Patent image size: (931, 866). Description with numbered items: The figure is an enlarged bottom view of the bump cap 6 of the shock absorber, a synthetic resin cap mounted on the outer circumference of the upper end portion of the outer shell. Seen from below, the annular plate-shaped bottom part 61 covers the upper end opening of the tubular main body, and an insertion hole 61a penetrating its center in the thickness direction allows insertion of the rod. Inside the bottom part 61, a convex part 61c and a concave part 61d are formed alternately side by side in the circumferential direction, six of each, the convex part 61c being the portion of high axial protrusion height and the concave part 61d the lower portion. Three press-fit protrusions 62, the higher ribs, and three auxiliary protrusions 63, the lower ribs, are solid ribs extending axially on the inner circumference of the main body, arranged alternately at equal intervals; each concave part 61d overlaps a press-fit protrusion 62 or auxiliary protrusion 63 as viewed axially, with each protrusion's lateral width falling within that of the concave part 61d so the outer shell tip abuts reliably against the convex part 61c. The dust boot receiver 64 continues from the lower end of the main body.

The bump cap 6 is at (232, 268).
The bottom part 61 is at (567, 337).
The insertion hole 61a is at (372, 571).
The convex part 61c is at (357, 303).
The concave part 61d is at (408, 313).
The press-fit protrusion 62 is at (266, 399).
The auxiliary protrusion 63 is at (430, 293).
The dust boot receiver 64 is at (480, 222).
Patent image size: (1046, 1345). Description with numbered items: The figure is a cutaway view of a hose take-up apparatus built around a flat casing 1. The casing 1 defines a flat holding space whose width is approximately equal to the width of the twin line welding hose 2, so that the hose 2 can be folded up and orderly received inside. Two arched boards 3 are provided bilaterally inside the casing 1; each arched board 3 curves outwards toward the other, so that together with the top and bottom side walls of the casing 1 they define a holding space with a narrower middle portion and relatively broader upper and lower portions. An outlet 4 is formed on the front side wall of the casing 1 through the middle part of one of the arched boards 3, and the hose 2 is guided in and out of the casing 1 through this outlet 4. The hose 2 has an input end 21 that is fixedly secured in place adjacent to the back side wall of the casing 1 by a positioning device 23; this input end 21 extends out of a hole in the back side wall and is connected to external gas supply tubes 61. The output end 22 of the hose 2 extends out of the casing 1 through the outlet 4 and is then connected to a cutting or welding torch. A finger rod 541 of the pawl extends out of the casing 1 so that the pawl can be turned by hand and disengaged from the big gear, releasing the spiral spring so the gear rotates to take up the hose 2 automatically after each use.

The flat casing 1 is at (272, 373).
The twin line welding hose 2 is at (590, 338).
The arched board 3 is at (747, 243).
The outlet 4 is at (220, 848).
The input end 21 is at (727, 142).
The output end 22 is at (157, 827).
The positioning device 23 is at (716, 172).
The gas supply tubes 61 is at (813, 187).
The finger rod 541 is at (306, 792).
• • • • •
Please copy every line of the records above word for word, keeping their order.

**Response:**
Patent image size: (931, 866). Description with numbered items: The figure is an enlarged bottom view of the bump cap 6 of the shock absorber, a synthetic resin cap mounted on the outer circumference of the upper end portion of the outer shell. Seen from below, the annular plate-shaped bottom part 61 covers the upper end opening of the tubular main body, and an insertion hole 61a penetrating its center in the thickness direction allows insertion of the rod. Inside the bottom part 61, a convex part 61c and a concave part 61d are formed alternately side by side in the circumferential direction, six of each, the convex part 61c being the portion of high axial protrusion height and the concave part 61d the lower portion. Three press-fit protrusions 62, the higher ribs, and three auxiliary protrusions 63, the lower ribs, are solid ribs extending axially on the inner circumference of the main body, arranged alternately at equal intervals; each concave part 61d overlaps a press-fit protrusion 62 or auxiliary protrusion 63 as viewed axially, with each protrusion's lateral width falling within that of the concave part 61d so the outer shell tip abuts reliably against the convex part 61c. The dust boot receiver 64 continues from the lower end of the main body.

The bump cap 6 is at (232, 268).
The bottom part 61 is at (567, 337).
The insertion hole 61a is at (372, 571).
The convex part 61c is at (357, 303).
The concave part 61d is at (408, 313).
The press-fit protrusion 62 is at (266, 399).
The auxiliary protrusion 63 is at (430, 293).
The dust boot receiver 64 is at (480, 222).
Patent image size: (1046, 1345). Description with numbered items: The figure is a cutaway view of a hose take-up apparatus built around a flat casing 1. The casing 1 defines a flat holding space whose width is approximately equal to the width of the twin line welding hose 2, so that the hose 2 can be folded up and orderly received inside. Two arched boards 3 are provided bilaterally inside the casing 1; each arched board 3 curves outwards toward the other, so that together with the top and bottom side walls of the casing 1 they define a holding space with a narrower middle portion and relatively broader upper and lower portions. An outlet 4 is formed on the front side wall of the casing 1 through the middle part of one of the arched boards 3, and the hose 2 is guided in and out of the casing 1 through this outlet 4. The hose 2 has an input end 21 that is fixedly secured in place adjacent to the back side wall of the casing 1 by a positioning device 23; this input end 21 extends out of a hole in the back side wall and is connected to external gas supply tubes 61. The output end 22 of the hose 2 extends out of the casing 1 through the outlet 4 and is then connected to a cutting or welding torch. A finger rod 541 of the pawl extends out of the casing 1 so that the pawl can be turned by hand and disengaged from the big gear, releasing the spiral spring so the gear rotates to take up the hose 2 automatically after each use.

The flat casing 1 is at (272, 373).
The twin line welding hose 2 is at (590, 338).
The arched board 3 is at (747, 243).
The outlet 4 is at (220, 848).
The input end 21 is at (727, 142).
The output end 22 is at (157, 827).
The positioning device 23 is at (716, 172).
The gas supply tubes 61 is at (813, 187).
The finger rod 541 is at (306, 792).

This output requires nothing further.